Provided data:
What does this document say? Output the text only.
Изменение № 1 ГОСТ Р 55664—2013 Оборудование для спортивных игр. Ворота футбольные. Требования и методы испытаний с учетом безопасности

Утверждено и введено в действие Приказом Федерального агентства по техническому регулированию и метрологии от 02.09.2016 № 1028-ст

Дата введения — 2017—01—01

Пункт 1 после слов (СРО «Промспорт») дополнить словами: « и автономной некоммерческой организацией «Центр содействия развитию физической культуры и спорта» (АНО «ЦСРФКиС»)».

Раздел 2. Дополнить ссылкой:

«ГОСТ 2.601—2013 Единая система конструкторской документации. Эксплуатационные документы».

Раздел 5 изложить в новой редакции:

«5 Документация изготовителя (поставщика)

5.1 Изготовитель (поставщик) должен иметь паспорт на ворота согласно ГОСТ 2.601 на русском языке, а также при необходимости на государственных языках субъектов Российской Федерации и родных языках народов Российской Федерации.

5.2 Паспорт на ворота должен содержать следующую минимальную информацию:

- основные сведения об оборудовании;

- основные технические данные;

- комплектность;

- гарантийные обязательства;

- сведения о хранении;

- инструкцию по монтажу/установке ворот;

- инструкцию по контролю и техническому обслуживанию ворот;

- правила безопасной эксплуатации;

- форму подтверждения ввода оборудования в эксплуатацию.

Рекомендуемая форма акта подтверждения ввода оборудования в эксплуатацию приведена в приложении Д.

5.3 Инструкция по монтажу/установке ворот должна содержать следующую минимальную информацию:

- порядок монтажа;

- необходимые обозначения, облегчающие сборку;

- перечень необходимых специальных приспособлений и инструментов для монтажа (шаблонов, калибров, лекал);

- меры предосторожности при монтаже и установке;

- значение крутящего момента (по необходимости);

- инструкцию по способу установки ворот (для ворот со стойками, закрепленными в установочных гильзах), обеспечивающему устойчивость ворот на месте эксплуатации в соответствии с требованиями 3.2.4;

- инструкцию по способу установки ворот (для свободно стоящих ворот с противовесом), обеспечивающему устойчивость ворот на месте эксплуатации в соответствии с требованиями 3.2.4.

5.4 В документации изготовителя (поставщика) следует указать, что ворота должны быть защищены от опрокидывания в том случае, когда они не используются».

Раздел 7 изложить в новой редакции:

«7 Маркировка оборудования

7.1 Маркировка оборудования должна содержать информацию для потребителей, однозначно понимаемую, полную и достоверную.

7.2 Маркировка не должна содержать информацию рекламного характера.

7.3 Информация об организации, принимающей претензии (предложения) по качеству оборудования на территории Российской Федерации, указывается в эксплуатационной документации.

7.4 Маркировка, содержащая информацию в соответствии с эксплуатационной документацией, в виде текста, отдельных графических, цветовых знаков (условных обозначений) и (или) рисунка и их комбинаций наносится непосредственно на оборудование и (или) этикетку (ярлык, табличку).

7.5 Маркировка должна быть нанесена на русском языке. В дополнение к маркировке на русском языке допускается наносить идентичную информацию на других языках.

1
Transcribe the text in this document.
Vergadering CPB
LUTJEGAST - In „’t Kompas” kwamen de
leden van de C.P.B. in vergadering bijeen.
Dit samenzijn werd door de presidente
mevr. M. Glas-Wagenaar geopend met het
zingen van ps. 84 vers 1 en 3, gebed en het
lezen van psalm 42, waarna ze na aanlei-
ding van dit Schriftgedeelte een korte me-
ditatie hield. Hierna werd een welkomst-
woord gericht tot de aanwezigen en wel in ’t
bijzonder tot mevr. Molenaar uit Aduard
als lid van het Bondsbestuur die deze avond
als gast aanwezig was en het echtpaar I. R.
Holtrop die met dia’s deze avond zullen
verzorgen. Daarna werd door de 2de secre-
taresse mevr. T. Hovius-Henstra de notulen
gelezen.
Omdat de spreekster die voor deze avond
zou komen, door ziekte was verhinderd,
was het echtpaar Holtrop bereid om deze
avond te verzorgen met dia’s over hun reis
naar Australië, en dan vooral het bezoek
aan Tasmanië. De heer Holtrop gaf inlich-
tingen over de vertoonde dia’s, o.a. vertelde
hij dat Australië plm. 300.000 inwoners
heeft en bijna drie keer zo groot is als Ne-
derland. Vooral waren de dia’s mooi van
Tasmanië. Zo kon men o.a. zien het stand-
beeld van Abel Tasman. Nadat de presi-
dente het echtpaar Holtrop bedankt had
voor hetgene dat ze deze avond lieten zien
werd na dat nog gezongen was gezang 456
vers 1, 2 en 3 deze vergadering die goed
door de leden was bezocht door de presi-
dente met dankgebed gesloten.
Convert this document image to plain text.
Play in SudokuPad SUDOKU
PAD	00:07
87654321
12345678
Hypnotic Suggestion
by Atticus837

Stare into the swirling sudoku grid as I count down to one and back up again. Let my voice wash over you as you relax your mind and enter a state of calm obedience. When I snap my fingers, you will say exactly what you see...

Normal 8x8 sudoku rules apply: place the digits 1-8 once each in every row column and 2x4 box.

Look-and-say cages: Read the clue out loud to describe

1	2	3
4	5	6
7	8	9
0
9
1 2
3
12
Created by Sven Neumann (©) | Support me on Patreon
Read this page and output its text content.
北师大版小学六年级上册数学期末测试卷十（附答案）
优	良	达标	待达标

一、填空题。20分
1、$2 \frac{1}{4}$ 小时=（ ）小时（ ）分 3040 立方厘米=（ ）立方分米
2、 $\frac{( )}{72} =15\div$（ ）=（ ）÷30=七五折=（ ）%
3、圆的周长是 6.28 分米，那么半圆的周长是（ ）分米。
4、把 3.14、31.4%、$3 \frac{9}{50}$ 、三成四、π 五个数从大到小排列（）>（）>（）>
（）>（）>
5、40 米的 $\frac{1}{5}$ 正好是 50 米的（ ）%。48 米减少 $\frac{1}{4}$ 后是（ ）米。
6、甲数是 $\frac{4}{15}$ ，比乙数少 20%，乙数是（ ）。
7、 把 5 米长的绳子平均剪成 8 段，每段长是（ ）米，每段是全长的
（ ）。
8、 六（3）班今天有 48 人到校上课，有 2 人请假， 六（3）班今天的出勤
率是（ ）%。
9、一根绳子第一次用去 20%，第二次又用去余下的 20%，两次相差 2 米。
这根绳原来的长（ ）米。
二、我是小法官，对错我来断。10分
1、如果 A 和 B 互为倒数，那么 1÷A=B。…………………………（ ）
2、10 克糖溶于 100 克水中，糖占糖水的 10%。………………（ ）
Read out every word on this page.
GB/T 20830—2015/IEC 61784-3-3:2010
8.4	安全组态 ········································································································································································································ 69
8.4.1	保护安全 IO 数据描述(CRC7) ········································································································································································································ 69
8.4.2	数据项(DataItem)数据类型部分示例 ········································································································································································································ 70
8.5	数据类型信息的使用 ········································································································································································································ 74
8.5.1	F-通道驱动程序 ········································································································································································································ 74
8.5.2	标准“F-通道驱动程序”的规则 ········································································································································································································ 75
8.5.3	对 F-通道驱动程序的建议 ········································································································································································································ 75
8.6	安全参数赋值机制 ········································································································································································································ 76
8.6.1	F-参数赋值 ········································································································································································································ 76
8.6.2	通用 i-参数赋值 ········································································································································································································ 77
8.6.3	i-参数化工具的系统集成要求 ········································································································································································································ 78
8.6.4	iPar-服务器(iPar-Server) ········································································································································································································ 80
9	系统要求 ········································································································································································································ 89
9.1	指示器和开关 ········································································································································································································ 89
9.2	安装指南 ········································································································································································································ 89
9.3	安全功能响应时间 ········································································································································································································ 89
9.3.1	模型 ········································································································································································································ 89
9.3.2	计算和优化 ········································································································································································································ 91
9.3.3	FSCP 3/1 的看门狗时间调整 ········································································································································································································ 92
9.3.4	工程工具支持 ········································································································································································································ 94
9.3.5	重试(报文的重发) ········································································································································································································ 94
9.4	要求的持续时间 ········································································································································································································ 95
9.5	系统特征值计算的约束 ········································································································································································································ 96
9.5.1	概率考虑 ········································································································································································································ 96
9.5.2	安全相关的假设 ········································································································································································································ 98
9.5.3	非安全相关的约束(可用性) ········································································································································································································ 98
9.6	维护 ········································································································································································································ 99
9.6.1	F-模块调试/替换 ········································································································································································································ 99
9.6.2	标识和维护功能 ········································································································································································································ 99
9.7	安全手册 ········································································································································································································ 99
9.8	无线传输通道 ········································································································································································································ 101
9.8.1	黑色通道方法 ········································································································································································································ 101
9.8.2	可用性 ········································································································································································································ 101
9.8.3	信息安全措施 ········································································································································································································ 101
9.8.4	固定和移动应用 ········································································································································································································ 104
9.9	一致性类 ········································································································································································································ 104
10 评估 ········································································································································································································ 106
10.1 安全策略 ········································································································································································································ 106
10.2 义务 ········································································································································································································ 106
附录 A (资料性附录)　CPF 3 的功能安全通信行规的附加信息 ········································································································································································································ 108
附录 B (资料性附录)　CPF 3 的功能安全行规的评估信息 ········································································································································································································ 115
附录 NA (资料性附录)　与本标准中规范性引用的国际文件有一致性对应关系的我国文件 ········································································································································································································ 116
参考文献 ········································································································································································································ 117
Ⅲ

Exercise task:
Keep only those lines of the records that hold "следующую", and return them.

Reply:
5.2 Паспорт на ворота должен содержать следующую минимальную информацию:
5.3 Инструкция по монтажу/установке ворот должна содержать следующую минимальную информацию:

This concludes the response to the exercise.